» **Goal**
Below is a listing; reproduce each line of it exactly.

» **Records for this task**
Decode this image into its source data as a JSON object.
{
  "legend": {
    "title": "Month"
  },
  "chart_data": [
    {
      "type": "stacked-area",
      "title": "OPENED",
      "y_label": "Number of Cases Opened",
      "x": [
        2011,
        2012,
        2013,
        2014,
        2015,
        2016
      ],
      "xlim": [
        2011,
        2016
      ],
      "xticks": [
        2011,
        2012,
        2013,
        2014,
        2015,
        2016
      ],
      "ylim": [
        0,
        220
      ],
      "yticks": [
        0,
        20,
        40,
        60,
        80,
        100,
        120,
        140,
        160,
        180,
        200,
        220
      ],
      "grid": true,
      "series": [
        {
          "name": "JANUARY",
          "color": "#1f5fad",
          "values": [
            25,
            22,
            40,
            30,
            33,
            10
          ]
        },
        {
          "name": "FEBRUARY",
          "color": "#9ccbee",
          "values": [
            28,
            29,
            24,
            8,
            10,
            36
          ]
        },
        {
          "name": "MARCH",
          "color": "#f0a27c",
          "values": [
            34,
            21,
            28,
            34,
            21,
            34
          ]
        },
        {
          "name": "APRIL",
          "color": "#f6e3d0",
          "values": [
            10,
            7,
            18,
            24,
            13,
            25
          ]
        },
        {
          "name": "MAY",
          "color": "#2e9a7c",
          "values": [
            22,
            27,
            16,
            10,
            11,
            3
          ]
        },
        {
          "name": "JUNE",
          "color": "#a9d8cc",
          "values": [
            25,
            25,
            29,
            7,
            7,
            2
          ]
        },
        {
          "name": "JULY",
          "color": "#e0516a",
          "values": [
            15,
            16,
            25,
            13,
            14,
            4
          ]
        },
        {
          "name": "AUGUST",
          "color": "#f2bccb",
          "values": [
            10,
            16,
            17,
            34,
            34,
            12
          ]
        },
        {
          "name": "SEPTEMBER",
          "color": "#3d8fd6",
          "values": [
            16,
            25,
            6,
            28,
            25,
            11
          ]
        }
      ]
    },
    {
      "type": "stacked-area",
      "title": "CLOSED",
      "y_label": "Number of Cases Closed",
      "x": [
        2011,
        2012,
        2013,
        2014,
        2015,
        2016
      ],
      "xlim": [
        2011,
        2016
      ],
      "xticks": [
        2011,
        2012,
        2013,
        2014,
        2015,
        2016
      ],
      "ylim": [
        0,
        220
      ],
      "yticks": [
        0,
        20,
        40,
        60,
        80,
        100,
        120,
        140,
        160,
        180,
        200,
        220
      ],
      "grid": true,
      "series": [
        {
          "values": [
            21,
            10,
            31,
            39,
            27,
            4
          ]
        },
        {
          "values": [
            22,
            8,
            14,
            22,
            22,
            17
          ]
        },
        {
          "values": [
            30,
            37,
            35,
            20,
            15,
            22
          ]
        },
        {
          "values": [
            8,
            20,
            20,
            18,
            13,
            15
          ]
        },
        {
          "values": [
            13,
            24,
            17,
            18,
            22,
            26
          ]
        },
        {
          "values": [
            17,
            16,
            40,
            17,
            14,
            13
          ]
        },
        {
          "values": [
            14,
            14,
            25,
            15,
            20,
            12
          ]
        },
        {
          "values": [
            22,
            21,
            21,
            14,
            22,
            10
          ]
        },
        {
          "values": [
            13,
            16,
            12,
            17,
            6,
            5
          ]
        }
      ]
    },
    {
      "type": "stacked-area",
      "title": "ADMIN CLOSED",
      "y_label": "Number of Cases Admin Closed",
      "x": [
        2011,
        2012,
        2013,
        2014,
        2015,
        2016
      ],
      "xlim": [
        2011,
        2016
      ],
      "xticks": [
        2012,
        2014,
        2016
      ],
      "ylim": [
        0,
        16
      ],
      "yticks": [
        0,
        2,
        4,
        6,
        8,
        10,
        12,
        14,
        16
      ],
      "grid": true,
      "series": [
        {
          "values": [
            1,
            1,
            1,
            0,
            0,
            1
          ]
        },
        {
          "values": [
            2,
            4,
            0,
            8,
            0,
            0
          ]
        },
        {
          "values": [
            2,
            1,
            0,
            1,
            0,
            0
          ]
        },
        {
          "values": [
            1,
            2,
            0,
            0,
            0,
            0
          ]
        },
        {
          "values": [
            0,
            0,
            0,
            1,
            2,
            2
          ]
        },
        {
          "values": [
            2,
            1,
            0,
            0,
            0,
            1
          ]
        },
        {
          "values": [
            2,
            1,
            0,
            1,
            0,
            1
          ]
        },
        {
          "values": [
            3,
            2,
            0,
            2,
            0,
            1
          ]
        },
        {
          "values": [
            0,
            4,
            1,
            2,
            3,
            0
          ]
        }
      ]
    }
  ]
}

» **Answer to the exercise**
Decode this image into its source data as a JSON object.
{
  "legend": {
    "title": "Month"
  },
  "chart_data": [
    {
      "type": "stacked-area",
      "title": "OPENED",
      "y_label": "Number of Cases Opened",
      "x": [
        2011,
        2012,
        2013,
        2014,
        2015,
        2016
      ],
      "xlim": [
        2011,
        2016
      ],
      "xticks": [
        2011,
        2012,
        2013,
        2014,
        2015,
        2016
      ],
      "ylim": [
        0,
        220
      ],
      "yticks": [
        0,
        20,
        40,
        60,
        80,
        100,
        120,
        140,
        160,
        180,
        200,
        220
      ],
      "grid": true,
      "series": [
        {
          "name": "JANUARY",
          "color": "#1f5fad",
          "values": [
            25,
            22,
            40,
            30,
            33,
            10
          ]
        },
        {
          "name": "FEBRUARY",
          "color": "#9ccbee",
          "values": [
            28,
            29,
            24,
            8,
            10,
            36
          ]
        },
        {
          "name": "MARCH",
          "color": "#f0a27c",
          "values": [
            34,
            21,
            28,
            34,
            21,
            34
          ]
        },
        {
          "name": "APRIL",
          "color": "#f6e3d0",
          "values": [
            10,
            7,
            18,
            24,
            13,
            25
          ]
        },
        {
          "name": "MAY",
          "color": "#2e9a7c",
          "values": [
            22,
            27,
            16,
            10,
            11,
            3
          ]
        },
        {
          "name": "JUNE",
          "color": "#a9d8cc",
          "values": [
            25,
            25,
            29,
            7,
            7,
            2
          ]
        },
        {
          "name": "JULY",
          "color": "#e0516a",
          "values": [
            15,
            16,
            25,
            13,
            14,
            4
          ]
        },
        {
          "name": "AUGUST",
          "color": "#f2bccb",
          "values": [
            10,
            16,
            17,
            34,
            34,
            12
          ]
        },
        {
          "name": "SEPTEMBER",
          "color": "#3d8fd6",
          "values": [
            16,
            25,
            6,
            28,
            25,
            11
          ]
        }
      ]
    },
    {
      "type": "stacked-area",
      "title": "CLOSED",
      "y_label": "Number of Cases Closed",
      "x": [
        2011,
        2012,
        2013,
        2014,
        2015,
        2016
      ],
      "xlim": [
        2011,
        2016
      ],
      "xticks": [
        2011,
        2012,
        2013,
        2014,
        2015,
        2016
      ],
      "ylim": [
        0,
        220
      ],
      "yticks": [
        0,
        20,
        40,
        60,
        80,
        100,
        120,
        140,
        160,
        180,
        200,
        220
      ],
      "grid": true,
      "series": [
        {
          "values": [
            21,
            10,
            31,
            39,
            27,
            4
          ]
        },
        {
          "values": [
            22,
            8,
            14,
            22,
            22,
            17
          ]
        },
        {
          "values": [
            30,
            37,
            35,
            20,
            15,
            22
          ]
        },
        {
          "values": [
            8,
            20,
            20,
            18,
            13,
            15
          ]
        },
        {
          "values": [
            13,
            24,
            17,
            18,
            22,
            26
          ]
        },
        {
          "values": [
            17,
            16,
            40,
            17,
            14,
            13
          ]
        },
        {
          "values": [
            14,
            14,
            25,
            15,
            20,
            12
          ]
        },
        {
          "values": [
            22,
            21,
            21,
            14,
            22,
            10
          ]
        },
        {
          "values": [
            13,
            16,
            12,
            17,
            6,
            5
          ]
        }
      ]
    },
    {
      "type": "stacked-area",
      "title": "ADMIN CLOSED",
      "y_label": "Number of Cases Admin Closed",
      "x": [
        2011,
        2012,
        2013,
        2014,
        2015,
        2016
      ],
      "xlim": [
        2011,
        2016
      ],
      "xticks": [
        2012,
        2014,
        2016
      ],
      "ylim": [
        0,
        16
      ],
      "yticks": [
        0,
        2,
        4,
        6,
        8,
        10,
        12,
        14,
        16
      ],
      "grid": true,
      "series": [
        {
          "values": [
            1,
            1,
            1,
            0,
            0,
            1
          ]
        },
        {
          "values": [
            2,
            4,
            0,
            8,
            0,
            0
          ]
        },
        {
          "values": [
            2,
            1,
            0,
            1,
            0,
            0
          ]
        },
        {
          "values": [
            1,
            2,
            0,
            0,
            0,
            0
          ]
        },
        {
          "values": [
            0,
            0,
            0,
            1,
            2,
            2
          ]
        },
        {
          "values": [
            2,
            1,
            0,
            0,
            0,
            1
          ]
        },
        {
          "values": [
            2,
            1,
            0,
            1,
            0,
            1
          ]
        },
        {
          "values": [
            3,
            2,
            0,
            2,
            0,
            1
          ]
        },
        {
          "values": [
            0,
            4,
            1,
            2,
            3,
            0
          ]
        }
      ]
    }
  ]
}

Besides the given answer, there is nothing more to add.